§ **WORK REQUIRED**:
Repeat every record below exactly, leaving out the pictures.

§ **RECORDS**:
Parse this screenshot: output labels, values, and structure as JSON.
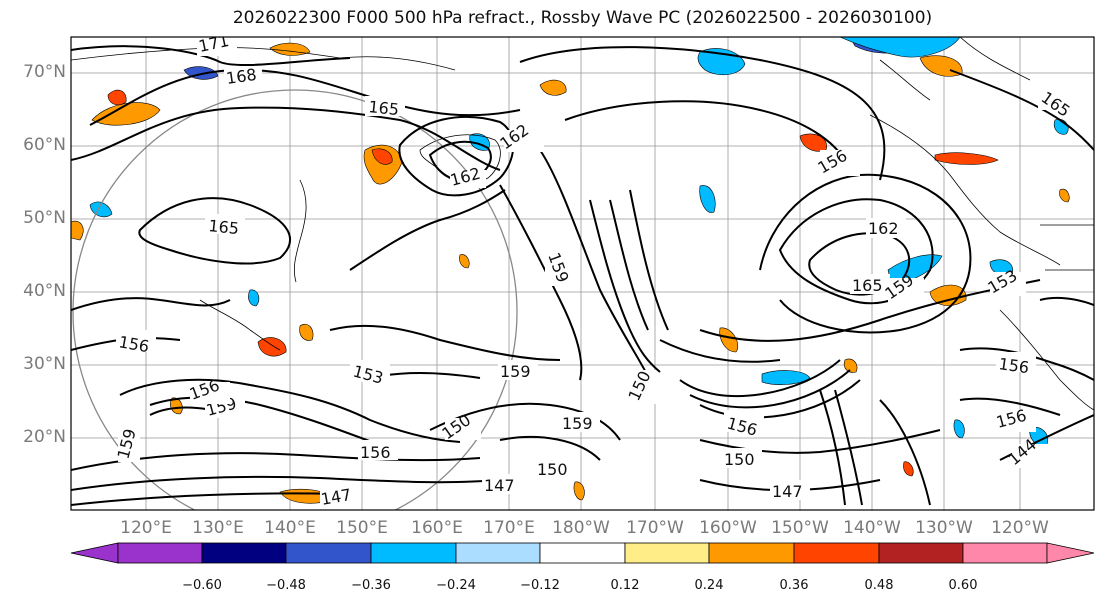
{
  "title": "2026022300 F000 500 hPa refract., Rossby Wave PC (2026022500 - 2026030100)",
  "lat_labels": [
    "70°N",
    "60°N",
    "50°N",
    "40°N",
    "30°N",
    "20°N"
  ],
  "lon_labels": [
    "120°E",
    "130°E",
    "140°E",
    "150°E",
    "160°E",
    "170°E",
    "180°W",
    "170°W",
    "160°W",
    "150°W",
    "140°W",
    "130°W",
    "120°W"
  ],
  "contour_labels": [
    "171",
    "168",
    "165",
    "162",
    "159",
    "156",
    "153",
    "150",
    "147",
    "144"
  ],
  "colorbar": {
    "colors": [
      "#9933cc",
      "#000080",
      "#3355cc",
      "#00bbff",
      "#aaddff",
      "#ffffff",
      "#ffee88",
      "#ff9900",
      "#ff4400",
      "#b22222",
      "#ff88aa"
    ],
    "tick_labels": [
      "−0.60",
      "−0.48",
      "−0.36",
      "−0.24",
      "−0.12",
      "0.12",
      "0.24",
      "0.36",
      "0.48",
      "0.60"
    ]
  },
  "colors": {
    "contour": "#000000",
    "coast": "#000000",
    "grid": "#999999",
    "circle": "#888888"
  }
}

§ **OUTPUT OF THE TASK**:
Parse this screenshot: output labels, values, and structure as JSON.
{
  "title": "2026022300 F000 500 hPa refract., Rossby Wave PC (2026022500 - 2026030100)",
  "lat_labels": [
    "70°N",
    "60°N",
    "50°N",
    "40°N",
    "30°N",
    "20°N"
  ],
  "lon_labels": [
    "120°E",
    "130°E",
    "140°E",
    "150°E",
    "160°E",
    "170°E",
    "180°W",
    "170°W",
    "160°W",
    "150°W",
    "140°W",
    "130°W",
    "120°W"
  ],
  "contour_labels": [
    "171",
    "168",
    "165",
    "162",
    "159",
    "156",
    "153",
    "150",
    "147",
    "144"
  ],
  "colorbar": {
    "colors": [
      "#9933cc",
      "#000080",
      "#3355cc",
      "#00bbff",
      "#aaddff",
      "#ffffff",
      "#ffee88",
      "#ff9900",
      "#ff4400",
      "#b22222",
      "#ff88aa"
    ],
    "tick_labels": [
      "−0.60",
      "−0.48",
      "−0.36",
      "−0.24",
      "−0.12",
      "0.12",
      "0.24",
      "0.36",
      "0.48",
      "0.60"
    ]
  },
  "colors": {
    "contour": "#000000",
    "coast": "#000000",
    "grid": "#999999",
    "circle": "#888888"
  }
}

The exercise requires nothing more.